----- MATERIAL -----

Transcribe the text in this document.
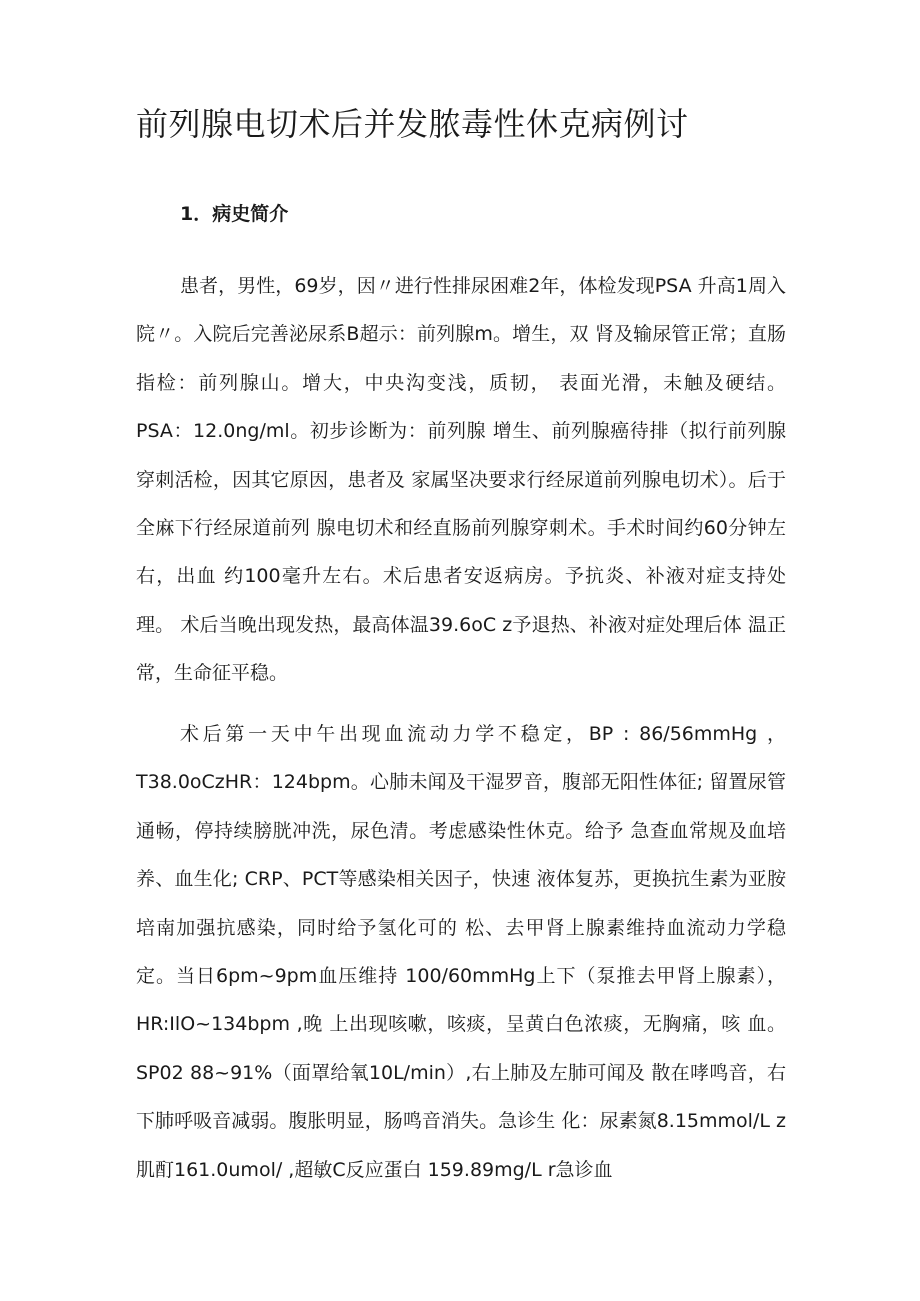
前列腺电切术后并发脓毒性休克病例讨
1．病史简介

患者，男性，69岁，因〃进行性排尿困难2年，体检发现PSA 升高1周入院〃。入院后完善泌尿系B超示：前列腺m。增生，双 肾及输尿管正常；直肠指检：前列腺山。增大，中央沟变浅，质韧， 表面光滑，未触及硬结。PSA：12.0ng∕ml。初步诊断为：前列腺 增生、前列腺癌待排（拟行前列腺穿刺活检，因其它原因，患者及 家属坚决要求行经尿道前列腺电切术）。后于全麻下行经尿道前列 腺电切术和经直肠前列腺穿刺术。手术时间约60分钟左右，出血 约100毫升左右。术后患者安返病房。予抗炎、补液对症支持处理。 术后当晚出现发热，最高体温39.6oC z予退热、补液对症处理后体 温正常，生命征平稳。

术后第一天中午出现血流动力学不稳定，BP : 86∕56mmHg ，T38.0oCzHR：124bpm。心肺未闻及干湿罗音，腹部无阳性体征; 留置尿管通畅，停持续膀胱冲洗，尿色清。考虑感染性休克。给予 急查血常规及血培养、血生化; CRP、PCT等感染相关因子，快速 液体复苏，更换抗生素为亚胺培南加强抗感染，同时给予氢化可的 松、去甲肾上腺素维持血流动力学稳定。当日6pm~9pm血压维持 100∕60mmHg上下（泵推去甲肾上腺素），HR:IlO~134bpm ,晚 上出现咳嗽，咳痰，呈黄白色浓痰，无胸痛，咳 血。SP02 88~91%（面罩给氧10L∕min）,右上肺及左肺可闻及 散在哮鸣音，右下肺呼吸音减弱。腹胀明显，肠鸣音消失。急诊生 化：尿素氮8.15mmol∕L z肌酊161.0umol∕ ,超敏C反应蛋白 159.89mg∕L r急诊血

-----

## [YOUR INSTRUCTIONS]
Go through the data above and transcribe it in full, omitting any image.

## [SOLUTION TO THIS TASK]
Transcribe the text in this document.
前列腺电切术后并发脓毒性休克病例讨
1．病史简介

患者，男性，69岁，因〃进行性排尿困难2年，体检发现PSA 升高1周入院〃。入院后完善泌尿系B超示：前列腺m。增生，双 肾及输尿管正常；直肠指检：前列腺山。增大，中央沟变浅，质韧， 表面光滑，未触及硬结。PSA：12.0ng∕ml。初步诊断为：前列腺 增生、前列腺癌待排（拟行前列腺穿刺活检，因其它原因，患者及 家属坚决要求行经尿道前列腺电切术）。后于全麻下行经尿道前列 腺电切术和经直肠前列腺穿刺术。手术时间约60分钟左右，出血 约100毫升左右。术后患者安返病房。予抗炎、补液对症支持处理。 术后当晚出现发热，最高体温39.6oC z予退热、补液对症处理后体 温正常，生命征平稳。

术后第一天中午出现血流动力学不稳定，BP : 86∕56mmHg ，T38.0oCzHR：124bpm。心肺未闻及干湿罗音，腹部无阳性体征; 留置尿管通畅，停持续膀胱冲洗，尿色清。考虑感染性休克。给予 急查血常规及血培养、血生化; CRP、PCT等感染相关因子，快速 液体复苏，更换抗生素为亚胺培南加强抗感染，同时给予氢化可的 松、去甲肾上腺素维持血流动力学稳定。当日6pm~9pm血压维持 100∕60mmHg上下（泵推去甲肾上腺素），HR:IlO~134bpm ,晚 上出现咳嗽，咳痰，呈黄白色浓痰，无胸痛，咳 血。SP02 88~91%（面罩给氧10L∕min）,右上肺及左肺可闻及 散在哮鸣音，右下肺呼吸音减弱。腹胀明显，肠鸣音消失。急诊生 化：尿素氮8.15mmol∕L z肌酊161.0umol∕ ,超敏C反应蛋白 159.89mg∕L r急诊血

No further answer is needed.